Selected passage:
Write a system of linear equations.Write two-variable equations in slope-intercept form.

Mathematics
1 answer:
kolbaska11 [484]3 years ago
4 0

Answer:

A linear relation can be written in the slope-intercept form as:

y = a*x + b

Where a is the slope, and b is the y-intercept.

And if a line passes through the points (x₁, y₁) and (x₂, y₂), the slope can be written as:

a = (y₂ - y₁)/(x₂ - x₁)

Now let's look at our lines.

The left one passes through the points (0, -3) and (-2, 0)

Then the slope of this line is:

a = (0 - (-3))/(-2 - 0) = 3/-2 = -(3/2)

Then the line will be something like:

y = -(3/2)*x + b

Knowing that this line passes through the point (0, -3), we know that when x = 0, we must have y = -3

Then:

-3 = (-3/2)*0 + b

-3 = b

So the first linear equation is:

y = -(3/2)*x - 3

Now let's look at the second line, this one passes through the points (0, 2) and (1, 0)

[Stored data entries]
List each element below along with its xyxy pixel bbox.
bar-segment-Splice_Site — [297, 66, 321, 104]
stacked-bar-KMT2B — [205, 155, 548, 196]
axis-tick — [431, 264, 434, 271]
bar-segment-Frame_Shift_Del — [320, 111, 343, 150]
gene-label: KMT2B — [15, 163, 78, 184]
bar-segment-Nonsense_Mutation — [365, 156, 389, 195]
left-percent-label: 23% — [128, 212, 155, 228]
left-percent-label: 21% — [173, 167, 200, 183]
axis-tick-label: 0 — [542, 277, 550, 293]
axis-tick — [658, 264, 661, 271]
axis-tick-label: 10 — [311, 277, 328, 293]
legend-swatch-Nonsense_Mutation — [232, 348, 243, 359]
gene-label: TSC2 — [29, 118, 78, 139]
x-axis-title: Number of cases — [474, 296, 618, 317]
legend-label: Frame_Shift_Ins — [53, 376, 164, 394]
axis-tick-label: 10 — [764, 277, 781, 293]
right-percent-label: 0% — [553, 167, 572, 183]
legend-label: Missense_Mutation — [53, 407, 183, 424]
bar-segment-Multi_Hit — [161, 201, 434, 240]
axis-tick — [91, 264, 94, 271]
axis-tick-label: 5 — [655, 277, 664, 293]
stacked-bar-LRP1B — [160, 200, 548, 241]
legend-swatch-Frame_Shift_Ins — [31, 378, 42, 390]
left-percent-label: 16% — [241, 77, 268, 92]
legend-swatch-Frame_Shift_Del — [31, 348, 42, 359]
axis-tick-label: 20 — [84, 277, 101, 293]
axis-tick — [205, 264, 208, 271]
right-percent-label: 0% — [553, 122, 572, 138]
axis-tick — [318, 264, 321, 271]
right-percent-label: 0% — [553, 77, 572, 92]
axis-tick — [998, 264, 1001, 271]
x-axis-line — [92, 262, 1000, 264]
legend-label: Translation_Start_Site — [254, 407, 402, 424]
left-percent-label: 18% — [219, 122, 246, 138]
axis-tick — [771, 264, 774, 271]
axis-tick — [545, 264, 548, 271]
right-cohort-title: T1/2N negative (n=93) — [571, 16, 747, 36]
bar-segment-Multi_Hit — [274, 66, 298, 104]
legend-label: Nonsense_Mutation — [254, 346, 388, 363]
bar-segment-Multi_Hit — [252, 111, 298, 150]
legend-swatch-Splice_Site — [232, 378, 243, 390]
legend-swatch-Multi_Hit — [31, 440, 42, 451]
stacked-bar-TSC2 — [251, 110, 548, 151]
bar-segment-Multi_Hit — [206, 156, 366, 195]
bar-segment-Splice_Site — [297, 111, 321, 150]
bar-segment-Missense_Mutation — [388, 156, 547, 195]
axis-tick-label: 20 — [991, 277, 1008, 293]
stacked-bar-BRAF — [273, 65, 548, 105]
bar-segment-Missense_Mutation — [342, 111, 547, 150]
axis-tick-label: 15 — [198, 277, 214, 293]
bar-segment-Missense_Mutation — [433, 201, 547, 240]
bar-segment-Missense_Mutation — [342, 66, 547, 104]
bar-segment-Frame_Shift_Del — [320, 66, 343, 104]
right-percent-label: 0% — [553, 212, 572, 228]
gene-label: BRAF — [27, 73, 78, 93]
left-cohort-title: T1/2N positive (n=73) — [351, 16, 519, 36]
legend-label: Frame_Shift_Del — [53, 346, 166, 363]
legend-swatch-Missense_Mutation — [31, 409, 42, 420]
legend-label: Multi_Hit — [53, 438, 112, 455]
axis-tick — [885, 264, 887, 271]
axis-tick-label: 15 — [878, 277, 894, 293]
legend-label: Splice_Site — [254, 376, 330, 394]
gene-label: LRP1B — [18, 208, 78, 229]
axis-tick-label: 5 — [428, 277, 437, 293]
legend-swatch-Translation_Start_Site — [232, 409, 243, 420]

Task instructions:
- a) Edit the slope-intercept walkthrough starting with "Knowing that this" and going on through "2) and (1, 0)", and give that part again with "second line" replaced by "other line".
- b) Proceed with the slope-intercept walkthrough from the point where it stops.

Replies:
- a)
Knowing that this line passes through the point (0, -3), we know that when x = 0, we must have y = -3

Then:

-3 = (-3/2)*0 + b

-3 = b

So the first linear equation is:

y = -(3/2)*x - 3

Now let's look at the other line, this one passes through the points (0, 2) and (1, 0)

- b)
Then the slope of this line is:

a = (0 - 2)/(1 - 0) = -2

And we can write the line as:

y = -2*x + b

Knowing that this line passes through the point (0, 2), we know that when x = 0 we must have y = 0, replacing that we get:

2 = -2*0 + b

2 = b

Then the equation of this line is:

y = -2*x + 2

Now that we know both equations we can write our system as:

y = (-3/2)*x - 3

y = -2*x + 2

To solve it, we need to remember that y = y

then:

(-3/2)*x - 3 = y = -2*x + 2

(-3/2)*x - 3  = -2*x + 2

We can solve this for x.

2*x - (3/2)*x = 2 + 3

(1/2)*x = 5

x = 5((1/2) = 5*2 = 10

And to find the y-value, we need to input this x-value in one of the equations:

y = -2*10 + 2 = -20 + 2 = -18

Then the solution of the system is the point (10, -18)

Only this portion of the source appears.